§ Exercise prompt: Copy these entries word for word.
## Begin Material
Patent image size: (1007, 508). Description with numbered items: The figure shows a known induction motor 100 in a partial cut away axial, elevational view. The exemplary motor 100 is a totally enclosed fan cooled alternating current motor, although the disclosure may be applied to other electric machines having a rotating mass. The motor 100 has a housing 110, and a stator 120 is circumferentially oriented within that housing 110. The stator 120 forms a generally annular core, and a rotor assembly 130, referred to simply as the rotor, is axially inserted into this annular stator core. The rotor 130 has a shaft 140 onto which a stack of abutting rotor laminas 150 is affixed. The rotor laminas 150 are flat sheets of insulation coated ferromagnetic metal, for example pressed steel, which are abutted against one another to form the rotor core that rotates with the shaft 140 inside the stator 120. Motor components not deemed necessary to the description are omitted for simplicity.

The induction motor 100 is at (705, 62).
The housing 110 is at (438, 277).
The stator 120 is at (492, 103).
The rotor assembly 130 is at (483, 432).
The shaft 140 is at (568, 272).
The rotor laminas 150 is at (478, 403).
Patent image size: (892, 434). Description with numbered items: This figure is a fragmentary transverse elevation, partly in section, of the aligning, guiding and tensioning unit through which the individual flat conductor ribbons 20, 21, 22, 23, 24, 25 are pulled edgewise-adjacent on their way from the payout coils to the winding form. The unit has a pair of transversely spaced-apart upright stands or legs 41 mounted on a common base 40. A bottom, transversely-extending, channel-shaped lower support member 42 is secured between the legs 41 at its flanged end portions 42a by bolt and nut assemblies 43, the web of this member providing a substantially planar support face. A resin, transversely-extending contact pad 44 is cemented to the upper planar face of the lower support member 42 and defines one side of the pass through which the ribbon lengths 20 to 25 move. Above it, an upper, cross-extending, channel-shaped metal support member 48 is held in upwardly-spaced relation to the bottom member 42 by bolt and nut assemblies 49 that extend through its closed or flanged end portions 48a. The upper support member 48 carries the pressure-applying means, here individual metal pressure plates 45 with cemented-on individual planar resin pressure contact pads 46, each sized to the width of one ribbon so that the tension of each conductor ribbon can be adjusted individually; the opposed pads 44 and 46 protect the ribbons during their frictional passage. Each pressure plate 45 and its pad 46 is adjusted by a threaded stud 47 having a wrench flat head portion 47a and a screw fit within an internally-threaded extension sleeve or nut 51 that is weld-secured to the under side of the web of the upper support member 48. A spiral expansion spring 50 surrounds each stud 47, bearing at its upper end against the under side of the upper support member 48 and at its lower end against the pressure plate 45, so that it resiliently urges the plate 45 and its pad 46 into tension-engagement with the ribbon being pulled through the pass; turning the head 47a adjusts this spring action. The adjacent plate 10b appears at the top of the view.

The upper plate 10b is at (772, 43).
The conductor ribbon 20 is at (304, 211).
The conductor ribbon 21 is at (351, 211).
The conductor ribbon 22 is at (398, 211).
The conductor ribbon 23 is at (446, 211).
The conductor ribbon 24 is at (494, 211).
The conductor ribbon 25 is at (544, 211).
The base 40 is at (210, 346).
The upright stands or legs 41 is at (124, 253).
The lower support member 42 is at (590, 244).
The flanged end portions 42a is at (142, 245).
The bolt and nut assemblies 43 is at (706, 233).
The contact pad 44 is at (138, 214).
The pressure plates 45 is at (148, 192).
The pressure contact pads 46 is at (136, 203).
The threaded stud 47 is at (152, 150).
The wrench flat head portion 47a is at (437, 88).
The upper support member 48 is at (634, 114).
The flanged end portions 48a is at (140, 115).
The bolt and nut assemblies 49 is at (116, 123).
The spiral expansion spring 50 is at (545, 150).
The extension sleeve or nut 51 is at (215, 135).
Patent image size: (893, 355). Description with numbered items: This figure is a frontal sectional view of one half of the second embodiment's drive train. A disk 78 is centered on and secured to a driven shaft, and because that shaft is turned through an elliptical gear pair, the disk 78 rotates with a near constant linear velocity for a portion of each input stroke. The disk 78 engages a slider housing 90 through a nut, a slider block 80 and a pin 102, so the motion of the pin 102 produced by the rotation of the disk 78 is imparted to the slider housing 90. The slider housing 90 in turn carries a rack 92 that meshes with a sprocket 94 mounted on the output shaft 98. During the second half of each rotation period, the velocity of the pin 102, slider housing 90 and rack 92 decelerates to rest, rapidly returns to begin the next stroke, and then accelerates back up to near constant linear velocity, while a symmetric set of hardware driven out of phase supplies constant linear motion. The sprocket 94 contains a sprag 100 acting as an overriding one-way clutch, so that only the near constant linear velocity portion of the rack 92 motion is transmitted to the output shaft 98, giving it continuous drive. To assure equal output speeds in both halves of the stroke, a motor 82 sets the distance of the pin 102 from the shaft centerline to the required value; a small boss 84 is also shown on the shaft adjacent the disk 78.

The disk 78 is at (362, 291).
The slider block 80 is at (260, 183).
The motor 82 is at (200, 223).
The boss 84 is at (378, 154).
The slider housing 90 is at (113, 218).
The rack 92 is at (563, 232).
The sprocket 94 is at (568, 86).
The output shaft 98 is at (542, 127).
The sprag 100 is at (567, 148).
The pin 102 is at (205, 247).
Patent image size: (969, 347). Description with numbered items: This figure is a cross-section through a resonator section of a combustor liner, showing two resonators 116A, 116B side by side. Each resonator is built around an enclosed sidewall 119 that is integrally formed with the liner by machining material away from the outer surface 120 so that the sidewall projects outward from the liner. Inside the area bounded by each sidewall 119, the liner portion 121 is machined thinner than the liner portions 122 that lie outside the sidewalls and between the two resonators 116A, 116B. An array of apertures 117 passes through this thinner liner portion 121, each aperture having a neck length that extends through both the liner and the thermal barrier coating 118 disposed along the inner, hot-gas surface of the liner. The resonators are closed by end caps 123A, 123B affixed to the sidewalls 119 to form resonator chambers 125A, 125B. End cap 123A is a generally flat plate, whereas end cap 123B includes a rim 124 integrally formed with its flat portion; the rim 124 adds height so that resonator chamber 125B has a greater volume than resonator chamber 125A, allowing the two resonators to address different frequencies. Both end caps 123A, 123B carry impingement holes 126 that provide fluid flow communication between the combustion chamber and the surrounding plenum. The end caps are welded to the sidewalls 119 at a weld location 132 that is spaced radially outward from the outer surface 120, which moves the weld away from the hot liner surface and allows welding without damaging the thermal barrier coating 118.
## End Material
§ Complete output:
Patent image size: (1007, 508). Description with numbered items: The figure shows a known induction motor 100 in a partial cut away axial, elevational view. The exemplary motor 100 is a totally enclosed fan cooled alternating current motor, although the disclosure may be applied to other electric machines having a rotating mass. The motor 100 has a housing 110, and a stator 120 is circumferentially oriented within that housing 110. The stator 120 forms a generally annular core, and a rotor assembly 130, referred to simply as the rotor, is axially inserted into this annular stator core. The rotor 130 has a shaft 140 onto which a stack of abutting rotor laminas 150 is affixed. The rotor laminas 150 are flat sheets of insulation coated ferromagnetic metal, for example pressed steel, which are abutted against one another to form the rotor core that rotates with the shaft 140 inside the stator 120. Motor components not deemed necessary to the description are omitted for simplicity.

The induction motor 100 is at (705, 62).
The housing 110 is at (438, 277).
The stator 120 is at (492, 103).
The rotor assembly 130 is at (483, 432).
The shaft 140 is at (568, 272).
The rotor laminas 150 is at (478, 403).
Patent image size: (892, 434). Description with numbered items: This figure is a fragmentary transverse elevation, partly in section, of the aligning, guiding and tensioning unit through which the individual flat conductor ribbons 20, 21, 22, 23, 24, 25 are pulled edgewise-adjacent on their way from the payout coils to the winding form. The unit has a pair of transversely spaced-apart upright stands or legs 41 mounted on a common base 40. A bottom, transversely-extending, channel-shaped lower support member 42 is secured between the legs 41 at its flanged end portions 42a by bolt and nut assemblies 43, the web of this member providing a substantially planar support face. A resin, transversely-extending contact pad 44 is cemented to the upper planar face of the lower support member 42 and defines one side of the pass through which the ribbon lengths 20 to 25 move. Above it, an upper, cross-extending, channel-shaped metal support member 48 is held in upwardly-spaced relation to the bottom member 42 by bolt and nut assemblies 49 that extend through its closed or flanged end portions 48a. The upper support member 48 carries the pressure-applying means, here individual metal pressure plates 45 with cemented-on individual planar resin pressure contact pads 46, each sized to the width of one ribbon so that the tension of each conductor ribbon can be adjusted individually; the opposed pads 44 and 46 protect the ribbons during their frictional passage. Each pressure plate 45 and its pad 46 is adjusted by a threaded stud 47 having a wrench flat head portion 47a and a screw fit within an internally-threaded extension sleeve or nut 51 that is weld-secured to the under side of the web of the upper support member 48. A spiral expansion spring 50 surrounds each stud 47, bearing at its upper end against the under side of the upper support member 48 and at its lower end against the pressure plate 45, so that it resiliently urges the plate 45 and its pad 46 into tension-engagement with the ribbon being pulled through the pass; turning the head 47a adjusts this spring action. The adjacent plate 10b appears at the top of the view.

The upper plate 10b is at (772, 43).
The conductor ribbon 20 is at (304, 211).
The conductor ribbon 21 is at (351, 211).
The conductor ribbon 22 is at (398, 211).
The conductor ribbon 23 is at (446, 211).
The conductor ribbon 24 is at (494, 211).
The conductor ribbon 25 is at (544, 211).
The base 40 is at (210, 346).
The upright stands or legs 41 is at (124, 253).
The lower support member 42 is at (590, 244).
The flanged end portions 42a is at (142, 245).
The bolt and nut assemblies 43 is at (706, 233).
The contact pad 44 is at (138, 214).
The pressure plates 45 is at (148, 192).
The pressure contact pads 46 is at (136, 203).
The threaded stud 47 is at (152, 150).
The wrench flat head portion 47a is at (437, 88).
The upper support member 48 is at (634, 114).
The flanged end portions 48a is at (140, 115).
The bolt and nut assemblies 49 is at (116, 123).
The spiral expansion spring 50 is at (545, 150).
The extension sleeve or nut 51 is at (215, 135).
Patent image size: (893, 355). Description with numbered items: This figure is a frontal sectional view of one half of the second embodiment's drive train. A disk 78 is centered on and secured to a driven shaft, and because that shaft is turned through an elliptical gear pair, the disk 78 rotates with a near constant linear velocity for a portion of each input stroke. The disk 78 engages a slider housing 90 through a nut, a slider block 80 and a pin 102, so the motion of the pin 102 produced by the rotation of the disk 78 is imparted to the slider housing 90. The slider housing 90 in turn carries a rack 92 that meshes with a sprocket 94 mounted on the output shaft 98. During the second half of each rotation period, the velocity of the pin 102, slider housing 90 and rack 92 decelerates to rest, rapidly returns to begin the next stroke, and then accelerates back up to near constant linear velocity, while a symmetric set of hardware driven out of phase supplies constant linear motion. The sprocket 94 contains a sprag 100 acting as an overriding one-way clutch, so that only the near constant linear velocity portion of the rack 92 motion is transmitted to the output shaft 98, giving it continuous drive. To assure equal output speeds in both halves of the stroke, a motor 82 sets the distance of the pin 102 from the shaft centerline to the required value; a small boss 84 is also shown on the shaft adjacent the disk 78.

The disk 78 is at (362, 291).
The slider block 80 is at (260, 183).
The motor 82 is at (200, 223).
The boss 84 is at (378, 154).
The slider housing 90 is at (113, 218).
The rack 92 is at (563, 232).
The sprocket 94 is at (568, 86).
The output shaft 98 is at (542, 127).
The sprag 100 is at (567, 148).
The pin 102 is at (205, 247).
Patent image size: (969, 347). Description with numbered items: This figure is a cross-section through a resonator section of a combustor liner, showing two resonators 116A, 116B side by side. Each resonator is built around an enclosed sidewall 119 that is integrally formed with the liner by machining material away from the outer surface 120 so that the sidewall projects outward from the liner. Inside the area bounded by each sidewall 119, the liner portion 121 is machined thinner than the liner portions 122 that lie outside the sidewalls and between the two resonators 116A, 116B. An array of apertures 117 passes through this thinner liner portion 121, each aperture having a neck length that extends through both the liner and the thermal barrier coating 118 disposed along the inner, hot-gas surface of the liner. The resonators are closed by end caps 123A, 123B affixed to the sidewalls 119 to form resonator chambers 125A, 125B. End cap 123A is a generally flat plate, whereas end cap 123B includes a rim 124 integrally formed with its flat portion; the rim 124 adds height so that resonator chamber 125B has a greater volume than resonator chamber 125A, allowing the two resonators to address different frequencies. Both end caps 123A, 123B carry impingement holes 126 that provide fluid flow communication between the combustion chamber and the surrounding plenum. The end caps are welded to the sidewalls 119 at a weld location 132 that is spaced radially outward from the outer surface 120, which moves the weld away from the hot liner surface and allows welding without damaging the thermal barrier coating 118.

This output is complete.